» **Stated task**
Set down exactly the lines running from the line with "Read this page and output its text content." to the end of the listing below, both ends included.
%%
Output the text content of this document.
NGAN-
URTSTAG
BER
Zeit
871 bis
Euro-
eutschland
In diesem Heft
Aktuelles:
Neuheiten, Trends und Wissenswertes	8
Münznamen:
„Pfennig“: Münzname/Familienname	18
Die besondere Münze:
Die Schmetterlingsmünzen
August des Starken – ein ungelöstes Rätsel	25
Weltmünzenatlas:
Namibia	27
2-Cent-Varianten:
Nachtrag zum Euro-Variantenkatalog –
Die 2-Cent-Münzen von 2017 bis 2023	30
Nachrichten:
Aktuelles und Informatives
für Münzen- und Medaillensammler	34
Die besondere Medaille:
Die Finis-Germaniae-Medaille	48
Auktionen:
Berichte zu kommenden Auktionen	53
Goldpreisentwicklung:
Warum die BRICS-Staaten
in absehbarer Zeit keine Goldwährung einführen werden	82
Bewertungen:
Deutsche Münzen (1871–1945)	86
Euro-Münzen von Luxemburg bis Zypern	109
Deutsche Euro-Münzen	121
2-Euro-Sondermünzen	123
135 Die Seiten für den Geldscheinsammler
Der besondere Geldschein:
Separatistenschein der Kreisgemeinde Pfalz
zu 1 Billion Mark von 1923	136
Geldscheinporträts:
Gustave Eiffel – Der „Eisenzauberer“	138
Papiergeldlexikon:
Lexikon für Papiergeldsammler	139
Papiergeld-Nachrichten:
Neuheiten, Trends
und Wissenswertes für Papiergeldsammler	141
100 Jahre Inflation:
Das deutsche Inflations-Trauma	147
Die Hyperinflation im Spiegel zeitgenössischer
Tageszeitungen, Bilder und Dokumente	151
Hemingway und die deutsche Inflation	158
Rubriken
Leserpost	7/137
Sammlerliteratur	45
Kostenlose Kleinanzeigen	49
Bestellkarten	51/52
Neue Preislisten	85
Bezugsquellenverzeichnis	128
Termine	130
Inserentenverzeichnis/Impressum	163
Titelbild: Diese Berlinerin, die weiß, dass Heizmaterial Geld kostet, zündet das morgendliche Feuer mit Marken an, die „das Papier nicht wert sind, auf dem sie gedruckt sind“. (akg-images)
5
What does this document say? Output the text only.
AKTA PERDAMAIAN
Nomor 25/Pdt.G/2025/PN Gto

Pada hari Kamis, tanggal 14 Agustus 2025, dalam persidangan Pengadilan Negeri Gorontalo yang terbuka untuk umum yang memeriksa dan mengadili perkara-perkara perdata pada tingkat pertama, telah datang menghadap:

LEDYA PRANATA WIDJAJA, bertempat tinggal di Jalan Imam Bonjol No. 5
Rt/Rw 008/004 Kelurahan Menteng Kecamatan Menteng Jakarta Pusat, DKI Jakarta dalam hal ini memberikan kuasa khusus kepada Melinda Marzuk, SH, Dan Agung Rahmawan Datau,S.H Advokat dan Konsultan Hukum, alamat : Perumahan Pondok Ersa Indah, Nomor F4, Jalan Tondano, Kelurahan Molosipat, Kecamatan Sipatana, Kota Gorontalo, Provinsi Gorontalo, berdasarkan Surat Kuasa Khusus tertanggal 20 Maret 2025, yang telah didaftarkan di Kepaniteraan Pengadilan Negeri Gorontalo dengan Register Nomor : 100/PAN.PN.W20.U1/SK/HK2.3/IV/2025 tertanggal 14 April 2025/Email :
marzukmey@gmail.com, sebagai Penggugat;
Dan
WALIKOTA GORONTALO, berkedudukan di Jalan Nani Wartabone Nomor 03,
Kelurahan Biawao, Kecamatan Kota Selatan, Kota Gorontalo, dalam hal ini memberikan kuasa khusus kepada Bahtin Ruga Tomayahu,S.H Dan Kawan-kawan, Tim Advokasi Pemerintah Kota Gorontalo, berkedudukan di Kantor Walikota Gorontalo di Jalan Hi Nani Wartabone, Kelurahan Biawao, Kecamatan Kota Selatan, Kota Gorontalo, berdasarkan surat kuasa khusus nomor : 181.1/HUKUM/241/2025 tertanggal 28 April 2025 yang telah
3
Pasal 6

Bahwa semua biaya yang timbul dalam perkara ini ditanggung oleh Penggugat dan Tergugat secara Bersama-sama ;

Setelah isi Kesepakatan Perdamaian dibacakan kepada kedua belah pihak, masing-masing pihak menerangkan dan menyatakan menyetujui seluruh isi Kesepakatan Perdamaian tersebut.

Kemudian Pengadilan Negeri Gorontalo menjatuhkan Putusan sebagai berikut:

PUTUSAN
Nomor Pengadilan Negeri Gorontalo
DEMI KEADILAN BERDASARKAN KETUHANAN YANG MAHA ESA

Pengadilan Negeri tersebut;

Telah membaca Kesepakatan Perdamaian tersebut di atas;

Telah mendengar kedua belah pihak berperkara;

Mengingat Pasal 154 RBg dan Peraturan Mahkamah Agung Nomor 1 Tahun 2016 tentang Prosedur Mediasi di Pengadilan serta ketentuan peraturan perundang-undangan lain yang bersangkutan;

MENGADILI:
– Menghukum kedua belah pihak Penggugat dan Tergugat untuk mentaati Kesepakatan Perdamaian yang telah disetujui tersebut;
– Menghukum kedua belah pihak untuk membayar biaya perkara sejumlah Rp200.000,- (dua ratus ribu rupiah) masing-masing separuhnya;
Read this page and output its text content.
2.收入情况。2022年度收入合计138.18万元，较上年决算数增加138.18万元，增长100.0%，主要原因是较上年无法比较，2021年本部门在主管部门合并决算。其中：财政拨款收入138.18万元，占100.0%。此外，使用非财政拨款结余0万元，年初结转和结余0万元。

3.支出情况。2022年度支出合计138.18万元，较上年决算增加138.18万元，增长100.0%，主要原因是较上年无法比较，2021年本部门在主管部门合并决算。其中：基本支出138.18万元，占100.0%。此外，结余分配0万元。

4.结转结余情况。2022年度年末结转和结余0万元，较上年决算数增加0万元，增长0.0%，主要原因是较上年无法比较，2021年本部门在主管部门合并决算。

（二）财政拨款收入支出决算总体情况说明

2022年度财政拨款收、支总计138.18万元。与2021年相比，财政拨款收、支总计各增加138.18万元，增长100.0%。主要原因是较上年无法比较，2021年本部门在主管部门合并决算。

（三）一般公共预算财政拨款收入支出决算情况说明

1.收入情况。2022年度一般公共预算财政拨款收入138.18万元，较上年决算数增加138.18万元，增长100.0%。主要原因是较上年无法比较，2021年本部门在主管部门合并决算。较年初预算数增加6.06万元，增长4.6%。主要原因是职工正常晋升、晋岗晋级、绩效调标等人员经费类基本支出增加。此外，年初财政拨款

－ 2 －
%%
» **Task answer**
Read this page and output its text content.
2.收入情况。2022年度收入合计138.18万元，较上年决算数增加138.18万元，增长100.0%，主要原因是较上年无法比较，2021年本部门在主管部门合并决算。其中：财政拨款收入138.18万元，占100.0%。此外，使用非财政拨款结余0万元，年初结转和结余0万元。

3.支出情况。2022年度支出合计138.18万元，较上年决算增加138.18万元，增长100.0%，主要原因是较上年无法比较，2021年本部门在主管部门合并决算。其中：基本支出138.18万元，占100.0%。此外，结余分配0万元。

4.结转结余情况。2022年度年末结转和结余0万元，较上年决算数增加0万元，增长0.0%，主要原因是较上年无法比较，2021年本部门在主管部门合并决算。

（二）财政拨款收入支出决算总体情况说明

2022年度财政拨款收、支总计138.18万元。与2021年相比，财政拨款收、支总计各增加138.18万元，增长100.0%。主要原因是较上年无法比较，2021年本部门在主管部门合并决算。

（三）一般公共预算财政拨款收入支出决算情况说明

1.收入情况。2022年度一般公共预算财政拨款收入138.18万元，较上年决算数增加138.18万元，增长100.0%。主要原因是较上年无法比较，2021年本部门在主管部门合并决算。较年初预算数增加6.06万元，增长4.6%。主要原因是职工正常晋升、晋岗晋级、绩效调标等人员经费类基本支出增加。此外，年初财政拨款

－ 2 －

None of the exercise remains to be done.